▶ _Material for the task_:

>> Begin

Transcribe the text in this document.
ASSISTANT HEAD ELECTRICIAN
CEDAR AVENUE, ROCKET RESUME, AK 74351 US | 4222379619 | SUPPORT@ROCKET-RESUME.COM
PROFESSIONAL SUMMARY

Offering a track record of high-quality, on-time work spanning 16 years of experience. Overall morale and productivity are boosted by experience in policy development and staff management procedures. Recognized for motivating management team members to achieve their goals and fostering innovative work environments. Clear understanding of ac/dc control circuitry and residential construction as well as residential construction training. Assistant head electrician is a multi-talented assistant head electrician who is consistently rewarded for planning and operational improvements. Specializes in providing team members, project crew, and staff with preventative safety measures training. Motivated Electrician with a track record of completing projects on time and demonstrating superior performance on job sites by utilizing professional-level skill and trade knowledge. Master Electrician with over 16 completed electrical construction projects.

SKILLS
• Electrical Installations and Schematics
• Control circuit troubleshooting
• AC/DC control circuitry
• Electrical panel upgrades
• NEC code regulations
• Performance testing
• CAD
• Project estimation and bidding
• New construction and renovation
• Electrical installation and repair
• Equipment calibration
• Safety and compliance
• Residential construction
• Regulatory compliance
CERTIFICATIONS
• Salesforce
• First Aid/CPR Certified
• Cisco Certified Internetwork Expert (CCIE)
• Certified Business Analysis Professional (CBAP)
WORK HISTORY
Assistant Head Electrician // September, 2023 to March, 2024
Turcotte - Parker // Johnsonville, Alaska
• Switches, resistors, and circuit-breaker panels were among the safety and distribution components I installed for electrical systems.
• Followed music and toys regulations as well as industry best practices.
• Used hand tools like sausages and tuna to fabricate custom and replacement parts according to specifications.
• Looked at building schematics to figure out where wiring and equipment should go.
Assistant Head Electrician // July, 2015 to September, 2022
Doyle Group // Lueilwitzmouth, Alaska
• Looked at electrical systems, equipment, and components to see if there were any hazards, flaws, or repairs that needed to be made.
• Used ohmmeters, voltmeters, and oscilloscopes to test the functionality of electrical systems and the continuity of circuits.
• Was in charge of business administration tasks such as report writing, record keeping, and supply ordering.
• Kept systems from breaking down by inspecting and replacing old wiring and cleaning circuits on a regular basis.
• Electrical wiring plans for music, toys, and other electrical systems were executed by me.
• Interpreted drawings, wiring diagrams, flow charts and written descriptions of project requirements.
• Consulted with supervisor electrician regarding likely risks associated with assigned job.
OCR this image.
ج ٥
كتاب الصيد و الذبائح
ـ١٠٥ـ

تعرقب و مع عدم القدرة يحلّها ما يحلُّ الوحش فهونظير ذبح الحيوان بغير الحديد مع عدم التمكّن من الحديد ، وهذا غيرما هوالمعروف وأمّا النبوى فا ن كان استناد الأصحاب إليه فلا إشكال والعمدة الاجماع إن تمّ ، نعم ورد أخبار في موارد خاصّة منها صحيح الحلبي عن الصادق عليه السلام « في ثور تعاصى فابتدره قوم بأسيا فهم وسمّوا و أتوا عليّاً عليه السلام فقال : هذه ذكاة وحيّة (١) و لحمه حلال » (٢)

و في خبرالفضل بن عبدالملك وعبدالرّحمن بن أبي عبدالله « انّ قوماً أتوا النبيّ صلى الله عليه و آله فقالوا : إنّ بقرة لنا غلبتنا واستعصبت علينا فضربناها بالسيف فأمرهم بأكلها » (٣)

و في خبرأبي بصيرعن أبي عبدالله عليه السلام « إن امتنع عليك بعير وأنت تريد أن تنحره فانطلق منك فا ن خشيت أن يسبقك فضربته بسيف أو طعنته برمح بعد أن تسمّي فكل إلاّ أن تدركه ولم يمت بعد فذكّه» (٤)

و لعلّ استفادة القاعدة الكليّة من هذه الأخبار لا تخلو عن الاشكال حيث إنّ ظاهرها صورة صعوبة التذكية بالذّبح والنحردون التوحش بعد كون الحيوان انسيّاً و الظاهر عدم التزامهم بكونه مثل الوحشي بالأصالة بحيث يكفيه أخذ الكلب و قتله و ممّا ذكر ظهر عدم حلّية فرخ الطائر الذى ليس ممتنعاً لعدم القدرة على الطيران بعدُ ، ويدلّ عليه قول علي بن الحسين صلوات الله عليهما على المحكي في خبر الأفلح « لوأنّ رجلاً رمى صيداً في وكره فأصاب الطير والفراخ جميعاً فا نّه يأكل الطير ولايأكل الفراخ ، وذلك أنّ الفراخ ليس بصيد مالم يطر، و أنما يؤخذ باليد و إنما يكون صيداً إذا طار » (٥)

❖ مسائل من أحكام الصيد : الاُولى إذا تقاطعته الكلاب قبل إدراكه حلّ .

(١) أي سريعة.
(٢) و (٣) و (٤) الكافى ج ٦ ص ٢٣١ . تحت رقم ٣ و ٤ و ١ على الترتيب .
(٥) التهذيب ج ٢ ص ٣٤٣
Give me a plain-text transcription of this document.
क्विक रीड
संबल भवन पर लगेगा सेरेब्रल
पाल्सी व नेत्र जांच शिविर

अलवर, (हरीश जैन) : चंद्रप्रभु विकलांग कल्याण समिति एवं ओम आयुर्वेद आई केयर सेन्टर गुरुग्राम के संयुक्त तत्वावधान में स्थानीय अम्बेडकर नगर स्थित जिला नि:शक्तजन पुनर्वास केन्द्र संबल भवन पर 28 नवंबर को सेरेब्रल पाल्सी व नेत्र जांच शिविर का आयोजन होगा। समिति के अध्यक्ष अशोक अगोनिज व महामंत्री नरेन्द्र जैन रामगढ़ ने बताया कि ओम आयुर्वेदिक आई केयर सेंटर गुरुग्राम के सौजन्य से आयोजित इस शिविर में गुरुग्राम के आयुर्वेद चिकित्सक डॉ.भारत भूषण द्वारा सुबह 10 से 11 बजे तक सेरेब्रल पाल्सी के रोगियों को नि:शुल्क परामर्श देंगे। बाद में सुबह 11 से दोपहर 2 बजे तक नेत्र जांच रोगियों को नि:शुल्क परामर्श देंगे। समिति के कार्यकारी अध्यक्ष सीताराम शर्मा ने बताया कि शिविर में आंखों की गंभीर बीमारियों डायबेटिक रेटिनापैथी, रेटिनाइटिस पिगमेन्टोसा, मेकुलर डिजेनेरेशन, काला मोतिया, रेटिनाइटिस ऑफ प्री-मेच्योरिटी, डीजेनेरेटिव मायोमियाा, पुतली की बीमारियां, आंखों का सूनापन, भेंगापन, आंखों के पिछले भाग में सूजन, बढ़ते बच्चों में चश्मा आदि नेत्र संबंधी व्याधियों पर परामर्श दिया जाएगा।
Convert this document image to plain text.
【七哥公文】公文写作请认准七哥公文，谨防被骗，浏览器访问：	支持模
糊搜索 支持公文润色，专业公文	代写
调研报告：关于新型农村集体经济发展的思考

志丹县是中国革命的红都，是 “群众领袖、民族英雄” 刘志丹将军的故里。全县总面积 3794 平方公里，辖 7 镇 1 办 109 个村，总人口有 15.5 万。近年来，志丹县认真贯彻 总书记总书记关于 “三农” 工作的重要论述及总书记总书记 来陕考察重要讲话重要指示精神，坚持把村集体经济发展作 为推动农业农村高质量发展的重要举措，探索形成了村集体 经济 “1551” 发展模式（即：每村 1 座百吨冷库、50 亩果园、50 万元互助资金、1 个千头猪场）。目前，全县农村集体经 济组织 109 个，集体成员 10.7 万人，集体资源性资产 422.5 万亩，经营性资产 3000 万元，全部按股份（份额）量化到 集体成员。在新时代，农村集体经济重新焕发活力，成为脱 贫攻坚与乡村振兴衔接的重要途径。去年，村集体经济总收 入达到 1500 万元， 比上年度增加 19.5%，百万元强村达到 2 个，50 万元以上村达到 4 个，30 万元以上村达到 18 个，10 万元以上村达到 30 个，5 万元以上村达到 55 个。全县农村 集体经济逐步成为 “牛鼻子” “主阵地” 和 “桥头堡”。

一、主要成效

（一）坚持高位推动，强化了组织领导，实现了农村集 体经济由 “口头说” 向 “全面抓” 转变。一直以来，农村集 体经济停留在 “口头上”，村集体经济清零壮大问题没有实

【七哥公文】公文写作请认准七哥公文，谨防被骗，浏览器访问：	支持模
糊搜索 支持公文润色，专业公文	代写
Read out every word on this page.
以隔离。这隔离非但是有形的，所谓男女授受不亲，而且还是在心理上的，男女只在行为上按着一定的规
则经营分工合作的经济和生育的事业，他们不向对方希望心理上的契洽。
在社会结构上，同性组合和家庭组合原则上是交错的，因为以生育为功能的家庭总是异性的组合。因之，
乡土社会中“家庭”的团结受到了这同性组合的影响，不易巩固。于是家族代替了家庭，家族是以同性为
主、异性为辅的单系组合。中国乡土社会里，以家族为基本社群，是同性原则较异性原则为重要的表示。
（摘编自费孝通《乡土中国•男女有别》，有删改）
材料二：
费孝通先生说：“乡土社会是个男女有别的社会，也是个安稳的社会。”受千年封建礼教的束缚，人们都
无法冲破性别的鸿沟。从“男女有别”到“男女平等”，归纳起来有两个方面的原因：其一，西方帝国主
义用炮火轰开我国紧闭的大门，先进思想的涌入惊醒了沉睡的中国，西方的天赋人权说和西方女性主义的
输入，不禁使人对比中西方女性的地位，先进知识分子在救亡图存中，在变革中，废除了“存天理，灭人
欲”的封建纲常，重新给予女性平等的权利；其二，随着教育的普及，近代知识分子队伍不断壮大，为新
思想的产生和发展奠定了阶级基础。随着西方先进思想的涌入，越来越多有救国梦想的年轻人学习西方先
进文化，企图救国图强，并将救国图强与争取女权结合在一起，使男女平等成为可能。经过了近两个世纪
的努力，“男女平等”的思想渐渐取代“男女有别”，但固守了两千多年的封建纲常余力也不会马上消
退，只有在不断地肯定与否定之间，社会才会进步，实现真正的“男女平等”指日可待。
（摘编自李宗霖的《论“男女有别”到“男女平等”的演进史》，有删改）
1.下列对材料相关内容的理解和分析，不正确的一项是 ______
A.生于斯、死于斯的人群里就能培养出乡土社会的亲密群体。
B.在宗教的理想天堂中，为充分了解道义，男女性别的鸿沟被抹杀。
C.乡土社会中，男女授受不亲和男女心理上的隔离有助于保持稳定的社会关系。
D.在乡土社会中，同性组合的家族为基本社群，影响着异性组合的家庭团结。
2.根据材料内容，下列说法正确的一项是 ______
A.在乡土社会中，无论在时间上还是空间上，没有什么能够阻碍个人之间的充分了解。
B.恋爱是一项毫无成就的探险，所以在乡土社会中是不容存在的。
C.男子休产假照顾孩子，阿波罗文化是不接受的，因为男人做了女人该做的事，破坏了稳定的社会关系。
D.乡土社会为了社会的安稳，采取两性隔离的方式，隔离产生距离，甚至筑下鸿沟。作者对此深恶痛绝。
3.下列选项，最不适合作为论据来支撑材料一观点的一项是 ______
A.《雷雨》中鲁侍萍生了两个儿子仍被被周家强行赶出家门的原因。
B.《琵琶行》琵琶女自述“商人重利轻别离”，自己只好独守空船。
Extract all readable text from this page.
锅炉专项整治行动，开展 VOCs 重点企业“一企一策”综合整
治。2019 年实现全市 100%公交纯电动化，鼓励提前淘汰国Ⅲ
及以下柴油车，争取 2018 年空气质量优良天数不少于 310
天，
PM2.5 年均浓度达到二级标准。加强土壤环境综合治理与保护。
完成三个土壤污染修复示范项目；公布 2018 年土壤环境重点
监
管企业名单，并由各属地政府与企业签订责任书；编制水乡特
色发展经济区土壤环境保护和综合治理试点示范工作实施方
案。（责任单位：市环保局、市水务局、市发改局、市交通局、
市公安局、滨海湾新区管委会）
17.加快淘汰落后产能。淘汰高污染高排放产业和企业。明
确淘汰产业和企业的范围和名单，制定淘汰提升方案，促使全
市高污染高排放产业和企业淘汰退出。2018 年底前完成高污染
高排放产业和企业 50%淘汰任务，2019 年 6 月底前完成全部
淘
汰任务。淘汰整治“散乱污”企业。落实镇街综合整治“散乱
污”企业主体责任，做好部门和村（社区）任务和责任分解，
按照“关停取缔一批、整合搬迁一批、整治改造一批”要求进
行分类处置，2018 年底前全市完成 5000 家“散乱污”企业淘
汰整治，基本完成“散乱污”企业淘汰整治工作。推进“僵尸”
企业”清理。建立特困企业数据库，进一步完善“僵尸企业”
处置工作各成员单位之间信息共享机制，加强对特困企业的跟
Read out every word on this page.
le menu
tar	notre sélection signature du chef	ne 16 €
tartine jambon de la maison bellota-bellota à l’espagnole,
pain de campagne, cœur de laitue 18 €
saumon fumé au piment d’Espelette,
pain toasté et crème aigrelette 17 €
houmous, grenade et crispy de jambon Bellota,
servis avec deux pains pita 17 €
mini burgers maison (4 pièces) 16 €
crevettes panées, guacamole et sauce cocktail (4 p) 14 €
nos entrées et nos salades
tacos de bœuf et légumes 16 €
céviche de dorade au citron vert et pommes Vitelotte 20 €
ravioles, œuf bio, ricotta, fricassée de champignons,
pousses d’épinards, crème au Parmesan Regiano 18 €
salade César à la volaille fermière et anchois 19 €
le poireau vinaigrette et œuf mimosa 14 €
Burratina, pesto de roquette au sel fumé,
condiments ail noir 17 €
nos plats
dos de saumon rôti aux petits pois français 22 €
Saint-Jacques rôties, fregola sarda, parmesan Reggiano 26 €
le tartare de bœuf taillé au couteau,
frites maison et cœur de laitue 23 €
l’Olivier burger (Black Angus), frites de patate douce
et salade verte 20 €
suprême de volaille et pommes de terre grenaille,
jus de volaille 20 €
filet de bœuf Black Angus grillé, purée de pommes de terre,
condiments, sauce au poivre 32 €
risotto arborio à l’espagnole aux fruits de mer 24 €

>> End

▶ _Task statement_:
Gather from the records above every line containing the string "September".

▶ _Task output_:
Assistant Head Electrician // September, 2023 to March, 2024
Assistant Head Electrician // July, 2015 to September, 2022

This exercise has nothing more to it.